- **GOAL OF THE EXERCISE**
Reproduce all entries precisely as they are written.

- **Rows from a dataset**
***

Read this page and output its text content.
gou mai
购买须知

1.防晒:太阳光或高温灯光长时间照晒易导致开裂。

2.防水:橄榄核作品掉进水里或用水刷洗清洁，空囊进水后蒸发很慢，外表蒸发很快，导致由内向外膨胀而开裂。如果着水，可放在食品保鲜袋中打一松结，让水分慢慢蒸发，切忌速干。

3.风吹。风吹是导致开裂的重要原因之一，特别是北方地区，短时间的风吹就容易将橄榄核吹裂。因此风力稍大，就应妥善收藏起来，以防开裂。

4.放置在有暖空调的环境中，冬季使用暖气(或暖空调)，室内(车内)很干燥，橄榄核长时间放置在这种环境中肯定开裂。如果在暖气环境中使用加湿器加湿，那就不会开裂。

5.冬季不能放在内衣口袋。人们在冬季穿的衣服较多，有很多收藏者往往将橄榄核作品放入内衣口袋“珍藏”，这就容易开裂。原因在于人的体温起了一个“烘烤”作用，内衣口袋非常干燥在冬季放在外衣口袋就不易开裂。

***

- **FINISHED TASK**
Read this page and output its text content.
gou mai
购买须知

1.防晒:太阳光或高温灯光长时间照晒易导致开裂。

2.防水:橄榄核作品掉进水里或用水刷洗清洁，空囊进水后蒸发很慢，外表蒸发很快，导致由内向外膨胀而开裂。如果着水，可放在食品保鲜袋中打一松结，让水分慢慢蒸发，切忌速干。

3.风吹。风吹是导致开裂的重要原因之一，特别是北方地区，短时间的风吹就容易将橄榄核吹裂。因此风力稍大，就应妥善收藏起来，以防开裂。

4.放置在有暖空调的环境中，冬季使用暖气(或暖空调)，室内(车内)很干燥，橄榄核长时间放置在这种环境中肯定开裂。如果在暖气环境中使用加湿器加湿，那就不会开裂。

5.冬季不能放在内衣口袋。人们在冬季穿的衣服较多，有很多收藏者往往将橄榄核作品放入内衣口袋“珍藏”，这就容易开裂。原因在于人的体温起了一个“烘烤”作用，内衣口袋非常干燥在冬季放在外衣口袋就不易开裂。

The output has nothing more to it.